Task
Search the records for "Μπαίηκερ" and copy each line that holds it.

........

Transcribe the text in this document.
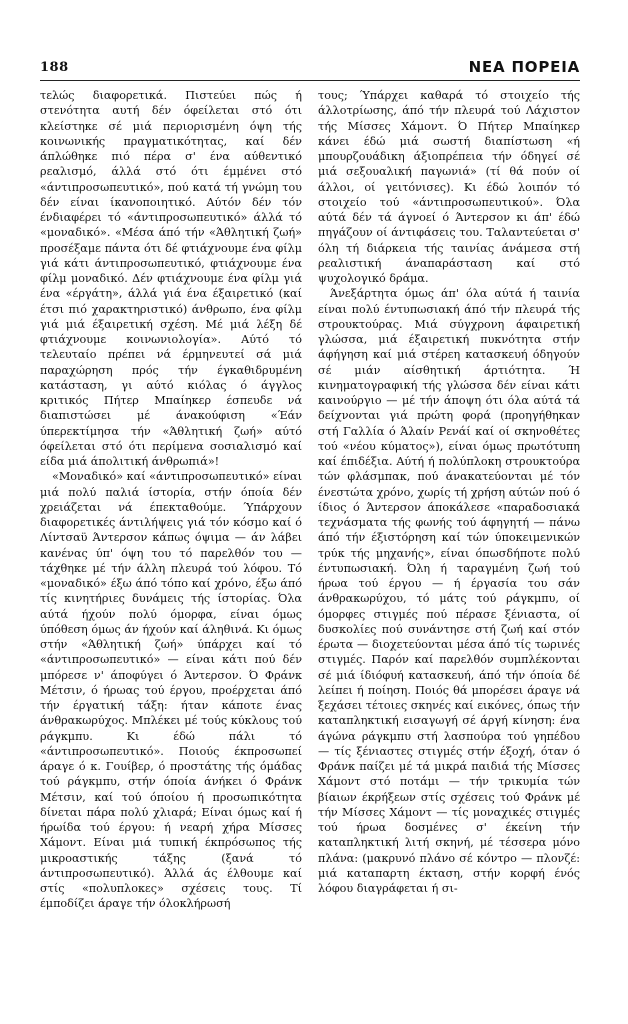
188	ΝΕΑ ΠΟΡΕΙΑ

τελώς διαφορετικά. Πιστεύει πώς ή στενότητα αυτή δέν όφείλεται στό ότι κλείστηκε σέ μιά περιορισμένη όψη τής κοινωνικής πραγματικότητας, καί δέν άπλώθηκε πιό πέρα σ' ένα αύθεντικό ρεαλισμό, άλλά στό ότι έμμένει στό «άντιπροσωπευτικό», πού κατά τή γνώμη του δέν είναι ίκανοποιητικό. Αύτόν δέν τόν ένδιαφέρει τό «άντιπροσωπευτικό» άλλά τό «μοναδικό». «Μέσα άπό τήν «Άθλητική ζωή» προσέξαμε πάντα ότι δέ φτιάχνουμε ένα φίλμ γιά κάτι άντιπροσωπευτικό, φτιάχνουμε ένα φίλμ μοναδικό. Δέν φτιάχνουμε ένα φίλμ γιά ένα «έργάτη», άλλά γιά ένα έξαιρετικό (καί έτσι πιό χαρακτηριστικό) άνθρωπο, ένα φίλμ γιά μιά έξαιρετική σχέση. Μέ μιά λέξη δέ φτιάχνουμε κοινωνιολογία». Αύτό τό τελευταίο πρέπει νά έρμηνευτεί σά μιά παραχώρηση πρός τήν έγκαθιδρυμένη κατάσταση, γι αύτό κιόλας ό άγγλος κριτικός Πήτερ Μπαίηκερ έσπευδε νά διαπιστώσει μέ άνακούφιση «Έάν ύπερεκτίμησα τήν «Άθλητική ζωή» αύτό όφείλεται στό ότι περίμενα σοσιαλισμό καί είδα μιά άπολιτική άνθρωπιά»!

«Μοναδικό» καί «άντιπροσωπευτικό» είναι μιά πολύ παλιά ίστορία, στήν όποία δέν χρειάζεται νά έπεκταθούμε. Ύπάρχουν διαφορετικές άντιλήψεις γιά τόν κόσμο καί ό Λίντσαϋ Άντερσον κάπως όψιμα — άν λάβει κανένας ύπ' όψη του τό παρελθόν του — τάχθηκε μέ τήν άλλη πλευρά τού λόφου. Τό «μοναδικό» έξω άπό τόπο καί χρόνο, έξω άπό τίς κινητήριες δυνάμεις τής ίστορίας. Όλα αύτά ήχούν πολύ όμορφα, είναι όμως ύπόθεση όμως άν ήχούν καί άληθινά. Κι όμως στήν «Άθλητική ζωή» ύπάρχει καί τό «άντιπροσωπευτικό» — είναι κάτι πού δέν μπόρεσε ν' άποφύγει ό Άντερσον. Ό Φράνκ Μέτσιν, ό ήρωας τού έργου, προέρχεται άπό τήν έργατική τάξη: ήταν κάποτε ένας άνθρακωρύχος. Μπλέκει μέ τούς κύκλους τού ράγκμπυ. Κι έδώ πάλι τό «άντιπροσωπευτικό». Ποιούς έκπροσωπεί άραγε ό κ. Γουίβερ, ό προστάτης τής όμάδας τού ράγκμπυ, στήν όποία άνήκει ό Φράνκ Μέτσιν, καί τού όποίου ή προσωπικότητα δίνεται πάρα πολύ χλιαρά; Είναι όμως καί ή ήρωίδα τού έργου: ή νεαρή χήρα Μίσσες Χάμοντ. Είναι μιά τυπική έκπρόσωπος τής μικροαστικής τάξης (ξανά τό άντιπροσωπευτικό). Άλλά άς έλθουμε καί στίς «πολυπλοκες» σχέσεις τους. Τί έμποδίζει άραγε τήν όλοκλήρωσή

τους; Ύπάρχει καθαρά τό στοιχείο τής άλλοτρίωσης, άπό τήν πλευρά τού Λάχιστον τής Μίσσες Χάμοντ. Ό Πήτερ Μπαίηκερ κάνει έδώ μιά σωστή διαπίστωση «ή μπουρζουάδικη άξιοπρέπεια τήν όδηγεί σέ μιά σεξουαλική παγωνιά» (τί θά πούν οί άλλοι, οί γειτόνισες). Κι έδώ λοιπόν τό στοιχείο τού «άντιπροσωπευτικού». Όλα αύτά δέν τά άγνοεί ό Άντερσον κι άπ' έδώ πηγάζουν οί άντιφάσεις του. Ταλαντεύεται σ' όλη τή διάρκεια τής ταινίας άνάμεσα στή ρεαλιστική άναπαράσταση καί στό ψυχολογικό δράμα.

Άνεξάρτητα όμως άπ' όλα αύτά ή ταινία είναι πολύ έντυπωσιακή άπό τήν πλευρά τής στρουκτούρας. Μιά σύγχρονη άφαιρετική γλώσσα, μιά έξαιρετική πυκνότητα στήν άφήγηση καί μιά στέρεη κατασκευή όδηγούν σέ μιάν αίσθητική άρτιότητα. Ή κινηματογραφική τής γλώσσα δέν είναι κάτι καινούργιο — μέ τήν άποψη ότι όλα αύτά τά δείχνονται γιά πρώτη φορά (προηγήθηκαν στή Γαλλία ό Άλαίν Ρενάί καί οί σκηνοθέτες τού «νέου κύματος»), είναι όμως πρωτότυπη καί έπιδέξια. Αύτή ή πολύπλοκη στρουκτούρα τών φλάσμπακ, πού άνακατεύονται μέ τόν ένεστώτα χρόνο, χωρίς τή χρήση αύτών πού ό ίδιος ό Άντερσον άποκάλεσε «παραδοσιακά τεχνάσματα τής φωνής τού άφηγητή — πάνω άπό τήν έξιστόρηση καί τών ύποκειμενικών τρύκ τής μηχανής», είναι όπωσδήποτε πολύ έντυπωσιακή. Όλη ή ταραγμένη ζωή τού ήρωα τού έργου — ή έργασία του σάν άνθρακωρύχου, τό μάτς τού ράγκμπυ, οί όμορφες στιγμές πού πέρασε ξένιαστα, οί δυσκολίες πού συνάντησε στή ζωή καί στόν έρωτα — διοχετεύονται μέσα άπό τίς τωρινές στιγμές. Παρόν καί παρελθόν συμπλέκονται σέ μιά ίδιόφυή κατασκευή, άπό τήν όποία δέ λείπει ή ποίηση. Ποιός θά μπορέσει άραγε νά ξεχάσει τέτοιες σκηνές καί εικόνες, όπως τήν καταπληκτική εισαγωγή σέ άργή κίνηση: ένα άγώνα ράγκμπυ στή λασπούρα τού γηπέδου — τίς ξένιαστες στιγμές στήν έξοχή, όταν ό Φράνκ παίζει μέ τά μικρά παιδιά τής Μίσσες Χάμοντ στό ποτάμι — τήν τρικυμία τών βίαιων έκρήξεων στίς σχέσεις τού Φράνκ μέ τήν Μίσσες Χάμοντ — τίς μοναχικές στιγμές τού ήρωα δοσμένες σ' έκείνη τήν καταπληκτική λιτή σκηνή, μέ τέσσερα μόνο πλάνα: (μακρυνό πλάνο σέ κόντρο — πλονζέ: μιά καταπαρτη έκταση, στήν κορφή ένός λόφου διαγράφεται ή σι-
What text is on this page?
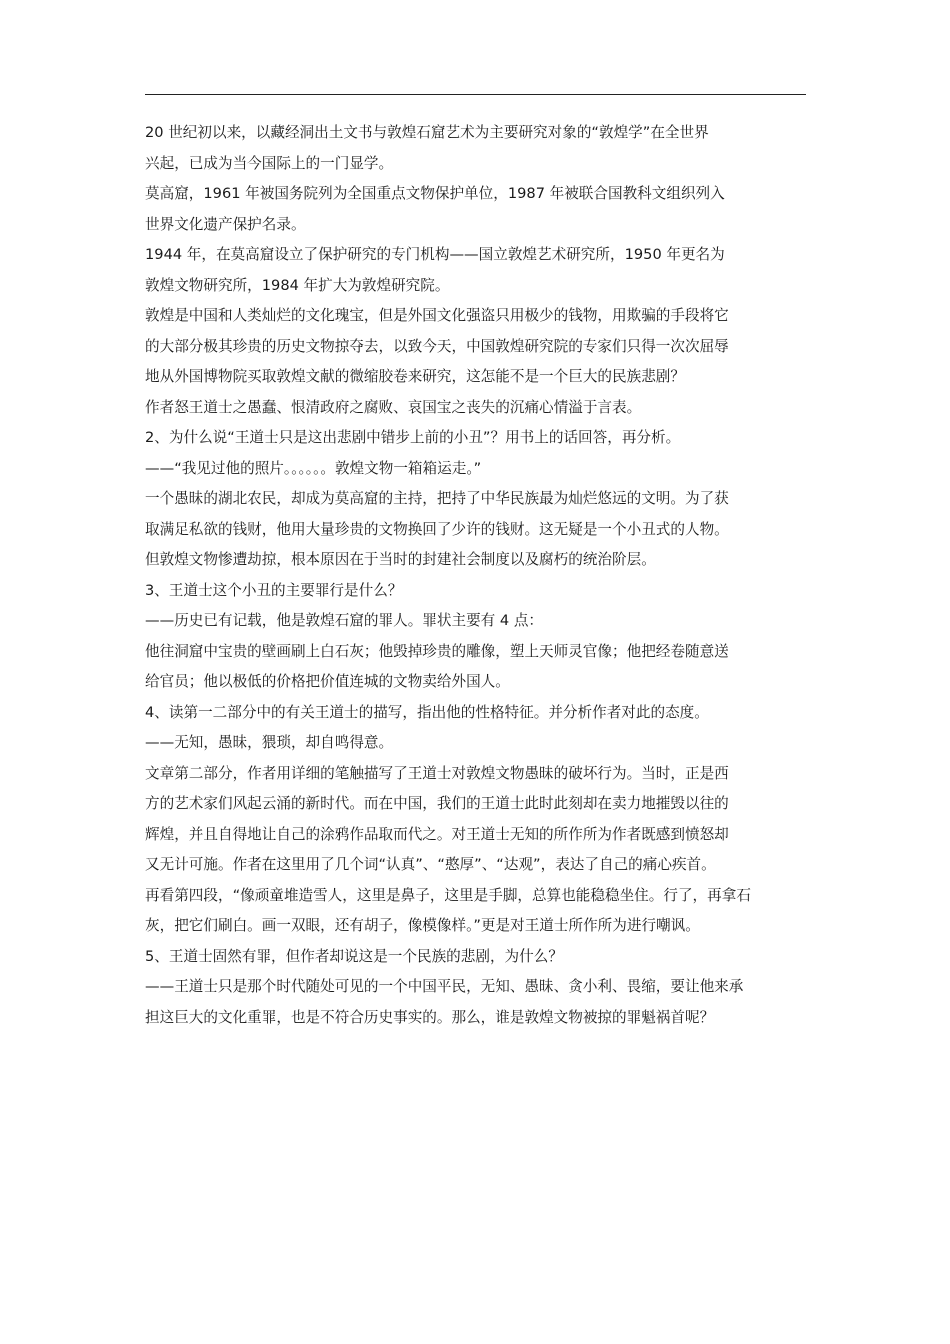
20 世纪初以来，以藏经洞出土文书与敦煌石窟艺术为主要研究对象的“敦煌学”在全世界
兴起，已成为当今国际上的一门显学。
莫高窟，1961 年被国务院列为全国重点文物保护单位，1987 年被联合国教科文组织列入
世界文化遗产保护名录。
1944 年，在莫高窟设立了保护研究的专门机构——国立敦煌艺术研究所，1950 年更名为
敦煌文物研究所，1984 年扩大为敦煌研究院。
敦煌是中国和人类灿烂的文化瑰宝，但是外国文化强盗只用极少的钱物，用欺骗的手段将它
的大部分极其珍贵的历史文物掠夺去，以致今天，中国敦煌研究院的专家们只得一次次屈辱
地从外国博物院买取敦煌文献的微缩胶卷来研究，这怎能不是一个巨大的民族悲剧？
作者怒王道士之愚蠢、恨清政府之腐败、哀国宝之丧失的沉痛心情溢于言表。
2、为什么说“王道士只是这出悲剧中错步上前的小丑”？用书上的话回答，再分析。
——“我见过他的照片。。。。。。敦煌文物一箱箱运走。”
一个愚昧的湖北农民，却成为莫高窟的主持，把持了中华民族最为灿烂悠远的文明。为了获
取满足私欲的钱财，他用大量珍贵的文物换回了少许的钱财。这无疑是一个小丑式的人物。
但敦煌文物惨遭劫掠，根本原因在于当时的封建社会制度以及腐朽的统治阶层。
3、王道士这个小丑的主要罪行是什么？
——历史已有记载，他是敦煌石窟的罪人。罪状主要有 4 点：
他往洞窟中宝贵的壁画刷上白石灰；他毁掉珍贵的雕像，塑上天师灵官像；他把经卷随意送
给官员；他以极低的价格把价值连城的文物卖给外国人。
4、读第一二部分中的有关王道士的描写，指出他的性格特征。并分析作者对此的态度。
——无知，愚昧，猥琐，却自鸣得意。
文章第二部分，作者用详细的笔触描写了王道士对敦煌文物愚昧的破坏行为。当时，正是西
方的艺术家们风起云涌的新时代。而在中国，我们的王道士此时此刻却在卖力地摧毁以往的
辉煌，并且自得地让自己的涂鸦作品取而代之。对王道士无知的所作所为作者既感到愤怒却
又无计可施。作者在这里用了几个词“认真”、“憨厚”、“达观”，表达了自己的痛心疾首。
再看第四段，“像顽童堆造雪人，这里是鼻子，这里是手脚，总算也能稳稳坐住。行了，再拿石
灰，把它们刷白。画一双眼，还有胡子，像模像样。”更是对王道士所作所为进行嘲讽。
5、王道士固然有罪，但作者却说这是一个民族的悲剧，为什么？
——王道士只是那个时代随处可见的一个中国平民，无知、愚昧、贪小利、畏缩，要让他来承
担这巨大的文化重罪，也是不符合历史事实的。那么，谁是敦煌文物被掠的罪魁祸首呢？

........

Solution to the exercise
τελώς διαφορετικά. Πιστεύει πώς ή στενότητα αυτή δέν όφείλεται στό ότι κλείστηκε σέ μιά περιορισμένη όψη τής κοινωνικής πραγματικότητας, καί δέν άπλώθηκε πιό πέρα σ' ένα αύθεντικό ρεαλισμό, άλλά στό ότι έμμένει στό «άντιπροσωπευτικό», πού κατά τή γνώμη του δέν είναι ίκανοποιητικό. Αύτόν δέν τόν ένδιαφέρει τό «άντιπροσωπευτικό» άλλά τό «μοναδικό». «Μέσα άπό τήν «Άθλητική ζωή» προσέξαμε πάντα ότι δέ φτιάχνουμε ένα φίλμ γιά κάτι άντιπροσωπευτικό, φτιάχνουμε ένα φίλμ μοναδικό. Δέν φτιάχνουμε ένα φίλμ γιά ένα «έργάτη», άλλά γιά ένα έξαιρετικό (καί έτσι πιό χαρακτηριστικό) άνθρωπο, ένα φίλμ γιά μιά έξαιρετική σχέση. Μέ μιά λέξη δέ φτιάχνουμε κοινωνιολογία». Αύτό τό τελευταίο πρέπει νά έρμηνευτεί σά μιά παραχώρηση πρός τήν έγκαθιδρυμένη κατάσταση, γι αύτό κιόλας ό άγγλος κριτικός Πήτερ Μπαίηκερ έσπευδε νά διαπιστώσει μέ άνακούφιση «Έάν ύπερεκτίμησα τήν «Άθλητική ζωή» αύτό όφείλεται στό ότι περίμενα σοσιαλισμό καί είδα μιά άπολιτική άνθρωπιά»!
τους; Ύπάρχει καθαρά τό στοιχείο τής άλλοτρίωσης, άπό τήν πλευρά τού Λάχιστον τής Μίσσες Χάμοντ. Ό Πήτερ Μπαίηκερ κάνει έδώ μιά σωστή διαπίστωση «ή μπουρζουάδικη άξιοπρέπεια τήν όδηγεί σέ μιά σεξουαλική παγωνιά» (τί θά πούν οί άλλοι, οί γειτόνισες). Κι έδώ λοιπόν τό στοιχείο τού «άντιπροσωπευτικού». Όλα αύτά δέν τά άγνοεί ό Άντερσον κι άπ' έδώ πηγάζουν οί άντιφάσεις του. Ταλαντεύεται σ' όλη τή διάρκεια τής ταινίας άνάμεσα στή ρεαλιστική άναπαράσταση καί στό ψυχολογικό δράμα.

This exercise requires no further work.